Send back the records in full, character for character.

(Extracted records)
** BEGIN **
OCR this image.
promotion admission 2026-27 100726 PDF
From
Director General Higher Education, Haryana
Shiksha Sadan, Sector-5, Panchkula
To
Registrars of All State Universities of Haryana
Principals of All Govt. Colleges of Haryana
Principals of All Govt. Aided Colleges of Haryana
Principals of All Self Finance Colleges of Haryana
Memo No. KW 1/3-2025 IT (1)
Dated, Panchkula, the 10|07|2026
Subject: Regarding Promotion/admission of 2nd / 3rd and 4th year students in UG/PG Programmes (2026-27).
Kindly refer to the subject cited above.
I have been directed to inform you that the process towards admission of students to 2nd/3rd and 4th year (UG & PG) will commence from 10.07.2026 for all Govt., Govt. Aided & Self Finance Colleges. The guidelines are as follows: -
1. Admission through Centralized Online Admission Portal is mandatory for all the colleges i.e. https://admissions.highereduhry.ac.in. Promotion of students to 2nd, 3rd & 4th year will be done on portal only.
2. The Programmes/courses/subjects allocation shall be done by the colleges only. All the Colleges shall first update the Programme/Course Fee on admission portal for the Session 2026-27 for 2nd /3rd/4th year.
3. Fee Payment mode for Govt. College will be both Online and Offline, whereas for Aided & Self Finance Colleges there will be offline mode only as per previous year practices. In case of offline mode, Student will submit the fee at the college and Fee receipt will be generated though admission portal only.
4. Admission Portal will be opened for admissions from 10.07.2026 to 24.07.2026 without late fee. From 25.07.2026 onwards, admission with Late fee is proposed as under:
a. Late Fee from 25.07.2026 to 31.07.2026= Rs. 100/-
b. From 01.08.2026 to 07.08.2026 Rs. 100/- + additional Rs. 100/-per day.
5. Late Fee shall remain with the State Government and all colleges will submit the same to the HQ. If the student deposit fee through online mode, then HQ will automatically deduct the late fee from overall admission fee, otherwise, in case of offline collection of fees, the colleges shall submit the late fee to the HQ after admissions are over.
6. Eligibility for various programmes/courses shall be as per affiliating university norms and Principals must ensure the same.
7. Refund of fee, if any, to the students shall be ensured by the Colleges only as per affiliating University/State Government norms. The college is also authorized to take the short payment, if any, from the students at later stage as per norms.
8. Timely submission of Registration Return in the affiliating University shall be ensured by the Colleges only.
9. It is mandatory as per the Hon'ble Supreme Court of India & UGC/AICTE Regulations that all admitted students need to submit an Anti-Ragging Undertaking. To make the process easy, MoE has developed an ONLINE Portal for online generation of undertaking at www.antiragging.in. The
** END **
WRITTEN ANSWER
OCR this image.
promotion admission 2026-27 100726 PDF
From
Director General Higher Education, Haryana
Shiksha Sadan, Sector-5, Panchkula
To
Registrars of All State Universities of Haryana
Principals of All Govt. Colleges of Haryana
Principals of All Govt. Aided Colleges of Haryana
Principals of All Self Finance Colleges of Haryana
Memo No. KW 1/3-2025 IT (1)
Dated, Panchkula, the 10|07|2026
Subject: Regarding Promotion/admission of 2nd / 3rd and 4th year students in UG/PG Programmes (2026-27).
Kindly refer to the subject cited above.
I have been directed to inform you that the process towards admission of students to 2nd/3rd and 4th year (UG & PG) will commence from 10.07.2026 for all Govt., Govt. Aided & Self Finance Colleges. The guidelines are as follows: -
1. Admission through Centralized Online Admission Portal is mandatory for all the colleges i.e. https://admissions.highereduhry.ac.in. Promotion of students to 2nd, 3rd & 4th year will be done on portal only.
2. The Programmes/courses/subjects allocation shall be done by the colleges only. All the Colleges shall first update the Programme/Course Fee on admission portal for the Session 2026-27 for 2nd /3rd/4th year.
3. Fee Payment mode for Govt. College will be both Online and Offline, whereas for Aided & Self Finance Colleges there will be offline mode only as per previous year practices. In case of offline mode, Student will submit the fee at the college and Fee receipt will be generated though admission portal only.
4. Admission Portal will be opened for admissions from 10.07.2026 to 24.07.2026 without late fee. From 25.07.2026 onwards, admission with Late fee is proposed as under:
a. Late Fee from 25.07.2026 to 31.07.2026= Rs. 100/-
b. From 01.08.2026 to 07.08.2026 Rs. 100/- + additional Rs. 100/-per day.
5. Late Fee shall remain with the State Government and all colleges will submit the same to the HQ. If the student deposit fee through online mode, then HQ will automatically deduct the late fee from overall admission fee, otherwise, in case of offline collection of fees, the colleges shall submit the late fee to the HQ after admissions are over.
6. Eligibility for various programmes/courses shall be as per affiliating university norms and Principals must ensure the same.
7. Refund of fee, if any, to the students shall be ensured by the Colleges only as per affiliating University/State Government norms. The college is also authorized to take the short payment, if any, from the students at later stage as per norms.
8. Timely submission of Registration Return in the affiliating University shall be ensured by the Colleges only.
9. It is mandatory as per the Hon'ble Supreme Court of India & UGC/AICTE Regulations that all admitted students need to submit an Anti-Ragging Undertaking. To make the process easy, MoE has developed an ONLINE Portal for online generation of undertaking at www.antiragging.in. The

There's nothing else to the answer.